> **WHAT IS BEING ASKED**:
Copy every line from the records below that holds the word "сего".

━━━━━━━━━━━━━━━━━━━━

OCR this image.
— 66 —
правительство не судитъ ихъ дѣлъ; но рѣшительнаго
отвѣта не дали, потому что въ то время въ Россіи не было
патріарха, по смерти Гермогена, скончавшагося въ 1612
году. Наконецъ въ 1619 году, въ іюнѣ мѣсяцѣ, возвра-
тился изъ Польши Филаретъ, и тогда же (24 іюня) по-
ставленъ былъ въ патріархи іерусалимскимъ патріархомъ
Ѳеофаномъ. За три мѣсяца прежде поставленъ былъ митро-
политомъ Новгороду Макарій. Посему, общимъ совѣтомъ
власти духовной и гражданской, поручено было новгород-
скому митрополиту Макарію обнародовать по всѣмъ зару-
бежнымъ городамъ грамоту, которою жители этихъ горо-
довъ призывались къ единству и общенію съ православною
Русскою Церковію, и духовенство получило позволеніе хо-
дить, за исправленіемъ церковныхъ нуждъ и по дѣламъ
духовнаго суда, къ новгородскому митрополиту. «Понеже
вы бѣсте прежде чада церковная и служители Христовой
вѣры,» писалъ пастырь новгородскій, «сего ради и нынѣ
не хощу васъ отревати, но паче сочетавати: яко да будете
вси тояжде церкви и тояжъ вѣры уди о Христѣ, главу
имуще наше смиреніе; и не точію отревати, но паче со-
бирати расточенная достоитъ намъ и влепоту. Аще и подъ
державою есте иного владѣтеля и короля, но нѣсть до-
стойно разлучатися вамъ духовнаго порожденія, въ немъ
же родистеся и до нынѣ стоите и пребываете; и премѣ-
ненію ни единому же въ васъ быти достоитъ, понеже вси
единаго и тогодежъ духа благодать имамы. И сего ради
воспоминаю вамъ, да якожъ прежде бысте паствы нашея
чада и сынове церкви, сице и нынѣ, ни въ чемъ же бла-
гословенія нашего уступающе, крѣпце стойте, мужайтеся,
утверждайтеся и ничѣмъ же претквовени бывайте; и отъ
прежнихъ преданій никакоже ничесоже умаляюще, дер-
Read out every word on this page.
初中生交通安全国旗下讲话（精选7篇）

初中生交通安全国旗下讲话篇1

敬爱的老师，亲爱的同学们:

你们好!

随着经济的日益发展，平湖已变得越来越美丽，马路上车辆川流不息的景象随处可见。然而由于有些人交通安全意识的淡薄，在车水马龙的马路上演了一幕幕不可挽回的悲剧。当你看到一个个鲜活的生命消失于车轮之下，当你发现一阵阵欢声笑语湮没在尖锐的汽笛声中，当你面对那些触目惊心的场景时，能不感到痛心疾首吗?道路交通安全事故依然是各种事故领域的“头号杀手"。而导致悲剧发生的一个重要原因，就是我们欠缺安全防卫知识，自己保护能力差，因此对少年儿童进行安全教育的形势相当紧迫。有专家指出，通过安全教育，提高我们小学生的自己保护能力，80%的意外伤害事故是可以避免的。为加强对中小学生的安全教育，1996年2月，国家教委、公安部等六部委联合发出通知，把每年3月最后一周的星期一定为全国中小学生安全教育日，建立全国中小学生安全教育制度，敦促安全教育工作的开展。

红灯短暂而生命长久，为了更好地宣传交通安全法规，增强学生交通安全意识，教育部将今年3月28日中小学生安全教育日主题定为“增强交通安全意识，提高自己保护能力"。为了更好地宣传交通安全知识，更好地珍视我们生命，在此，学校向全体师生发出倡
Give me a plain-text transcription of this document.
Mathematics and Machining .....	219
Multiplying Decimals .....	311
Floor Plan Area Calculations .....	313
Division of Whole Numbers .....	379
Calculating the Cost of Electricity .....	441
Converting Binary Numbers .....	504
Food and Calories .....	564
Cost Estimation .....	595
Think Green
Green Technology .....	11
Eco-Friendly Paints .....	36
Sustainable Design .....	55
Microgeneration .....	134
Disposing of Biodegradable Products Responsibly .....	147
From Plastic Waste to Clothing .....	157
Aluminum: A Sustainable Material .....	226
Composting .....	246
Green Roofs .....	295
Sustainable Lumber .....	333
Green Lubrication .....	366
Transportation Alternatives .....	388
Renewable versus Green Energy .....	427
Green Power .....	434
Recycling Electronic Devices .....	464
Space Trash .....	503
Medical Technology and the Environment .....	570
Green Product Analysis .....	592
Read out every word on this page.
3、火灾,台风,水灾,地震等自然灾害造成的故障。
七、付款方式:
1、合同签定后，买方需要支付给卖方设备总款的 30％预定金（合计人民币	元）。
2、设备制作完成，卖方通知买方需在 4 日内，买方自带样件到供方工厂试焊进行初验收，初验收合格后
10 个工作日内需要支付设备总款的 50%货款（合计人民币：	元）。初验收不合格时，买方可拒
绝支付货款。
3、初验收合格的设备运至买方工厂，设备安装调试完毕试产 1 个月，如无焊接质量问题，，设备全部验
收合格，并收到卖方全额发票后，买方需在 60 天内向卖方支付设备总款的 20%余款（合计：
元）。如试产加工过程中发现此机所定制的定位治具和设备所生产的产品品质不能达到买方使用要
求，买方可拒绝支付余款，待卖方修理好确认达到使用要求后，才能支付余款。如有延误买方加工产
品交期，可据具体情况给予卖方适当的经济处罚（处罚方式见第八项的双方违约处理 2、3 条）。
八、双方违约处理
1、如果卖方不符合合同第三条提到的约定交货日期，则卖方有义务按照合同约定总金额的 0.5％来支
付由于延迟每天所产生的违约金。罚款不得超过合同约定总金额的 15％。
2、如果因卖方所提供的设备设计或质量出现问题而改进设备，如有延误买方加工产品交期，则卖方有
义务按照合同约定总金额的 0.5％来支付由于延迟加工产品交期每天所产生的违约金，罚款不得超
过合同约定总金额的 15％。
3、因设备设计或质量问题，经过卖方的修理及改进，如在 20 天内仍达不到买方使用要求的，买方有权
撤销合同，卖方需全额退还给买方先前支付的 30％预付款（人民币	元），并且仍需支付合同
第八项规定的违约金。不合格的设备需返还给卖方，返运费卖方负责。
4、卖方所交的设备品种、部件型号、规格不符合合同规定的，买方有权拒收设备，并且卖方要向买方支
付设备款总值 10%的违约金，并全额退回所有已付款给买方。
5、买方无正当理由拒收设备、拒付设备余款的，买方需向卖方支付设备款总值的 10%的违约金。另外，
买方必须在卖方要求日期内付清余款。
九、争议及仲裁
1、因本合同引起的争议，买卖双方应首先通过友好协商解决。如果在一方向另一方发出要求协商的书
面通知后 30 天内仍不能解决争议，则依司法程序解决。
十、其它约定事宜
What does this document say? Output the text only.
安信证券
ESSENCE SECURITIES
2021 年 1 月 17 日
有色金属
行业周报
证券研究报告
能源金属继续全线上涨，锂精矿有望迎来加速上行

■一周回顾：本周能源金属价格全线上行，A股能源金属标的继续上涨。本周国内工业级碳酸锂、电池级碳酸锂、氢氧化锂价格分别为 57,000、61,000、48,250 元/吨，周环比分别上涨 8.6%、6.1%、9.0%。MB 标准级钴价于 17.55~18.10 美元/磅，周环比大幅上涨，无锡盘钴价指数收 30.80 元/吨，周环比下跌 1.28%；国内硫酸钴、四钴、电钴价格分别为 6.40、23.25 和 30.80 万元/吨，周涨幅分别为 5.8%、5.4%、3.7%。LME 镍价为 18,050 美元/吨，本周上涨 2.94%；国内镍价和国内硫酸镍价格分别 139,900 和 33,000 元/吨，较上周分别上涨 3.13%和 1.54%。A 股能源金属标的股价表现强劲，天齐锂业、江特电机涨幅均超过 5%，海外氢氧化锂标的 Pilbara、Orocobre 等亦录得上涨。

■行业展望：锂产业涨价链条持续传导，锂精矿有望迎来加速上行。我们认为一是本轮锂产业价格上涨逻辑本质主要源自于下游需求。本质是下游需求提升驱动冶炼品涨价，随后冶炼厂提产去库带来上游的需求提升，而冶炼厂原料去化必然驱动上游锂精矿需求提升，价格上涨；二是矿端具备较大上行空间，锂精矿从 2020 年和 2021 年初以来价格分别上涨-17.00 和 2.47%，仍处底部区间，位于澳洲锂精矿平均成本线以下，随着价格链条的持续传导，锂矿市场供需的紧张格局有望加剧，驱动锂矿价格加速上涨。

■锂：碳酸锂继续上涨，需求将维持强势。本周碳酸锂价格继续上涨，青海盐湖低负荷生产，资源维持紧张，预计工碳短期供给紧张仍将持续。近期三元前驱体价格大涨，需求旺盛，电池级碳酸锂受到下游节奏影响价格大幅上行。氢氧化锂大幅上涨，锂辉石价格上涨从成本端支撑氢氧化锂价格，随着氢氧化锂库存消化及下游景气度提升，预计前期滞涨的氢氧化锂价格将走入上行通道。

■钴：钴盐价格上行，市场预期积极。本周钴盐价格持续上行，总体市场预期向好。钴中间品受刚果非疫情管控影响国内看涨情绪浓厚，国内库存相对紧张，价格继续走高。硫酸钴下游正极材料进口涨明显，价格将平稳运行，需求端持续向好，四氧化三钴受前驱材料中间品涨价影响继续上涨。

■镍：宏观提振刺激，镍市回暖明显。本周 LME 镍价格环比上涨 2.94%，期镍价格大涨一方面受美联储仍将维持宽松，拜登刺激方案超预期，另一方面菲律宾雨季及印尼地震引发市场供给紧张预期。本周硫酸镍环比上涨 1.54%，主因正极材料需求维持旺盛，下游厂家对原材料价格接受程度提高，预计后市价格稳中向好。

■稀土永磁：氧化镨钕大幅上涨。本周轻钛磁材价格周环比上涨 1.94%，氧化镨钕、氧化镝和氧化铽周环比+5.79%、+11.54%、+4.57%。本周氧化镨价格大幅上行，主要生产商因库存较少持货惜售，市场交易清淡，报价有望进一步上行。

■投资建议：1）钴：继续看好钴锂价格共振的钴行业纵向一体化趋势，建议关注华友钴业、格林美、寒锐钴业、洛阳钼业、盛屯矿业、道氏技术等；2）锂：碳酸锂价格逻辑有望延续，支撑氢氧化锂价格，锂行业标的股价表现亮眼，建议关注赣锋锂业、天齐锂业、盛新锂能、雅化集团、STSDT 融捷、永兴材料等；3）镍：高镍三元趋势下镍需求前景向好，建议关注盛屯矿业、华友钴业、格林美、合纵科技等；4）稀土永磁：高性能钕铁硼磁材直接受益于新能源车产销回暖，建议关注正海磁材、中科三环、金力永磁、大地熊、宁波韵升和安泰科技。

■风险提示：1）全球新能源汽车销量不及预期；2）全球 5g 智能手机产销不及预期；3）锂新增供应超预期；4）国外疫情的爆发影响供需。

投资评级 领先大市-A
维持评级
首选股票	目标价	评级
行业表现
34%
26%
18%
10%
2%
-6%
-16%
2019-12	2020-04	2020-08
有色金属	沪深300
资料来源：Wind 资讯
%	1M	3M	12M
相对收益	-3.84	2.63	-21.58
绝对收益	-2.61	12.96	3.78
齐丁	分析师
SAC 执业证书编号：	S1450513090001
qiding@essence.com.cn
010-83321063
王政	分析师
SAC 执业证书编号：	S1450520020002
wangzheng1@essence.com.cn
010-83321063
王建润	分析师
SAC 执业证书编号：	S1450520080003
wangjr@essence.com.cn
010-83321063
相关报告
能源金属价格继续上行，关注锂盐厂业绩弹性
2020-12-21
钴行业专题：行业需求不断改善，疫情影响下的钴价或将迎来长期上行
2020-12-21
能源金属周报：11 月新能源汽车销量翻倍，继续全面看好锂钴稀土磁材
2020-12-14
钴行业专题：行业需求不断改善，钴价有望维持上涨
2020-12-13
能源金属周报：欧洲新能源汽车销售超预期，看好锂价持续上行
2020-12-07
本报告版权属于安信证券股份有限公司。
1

━━━━━━━━━━━━━━━━━━━━

> **TASK ANSWER**:
вѣры,» писалъ пастырь новгородскій, «сего ради и нынѣ
единаго и тогодежъ духа благодать имамы. И сего ради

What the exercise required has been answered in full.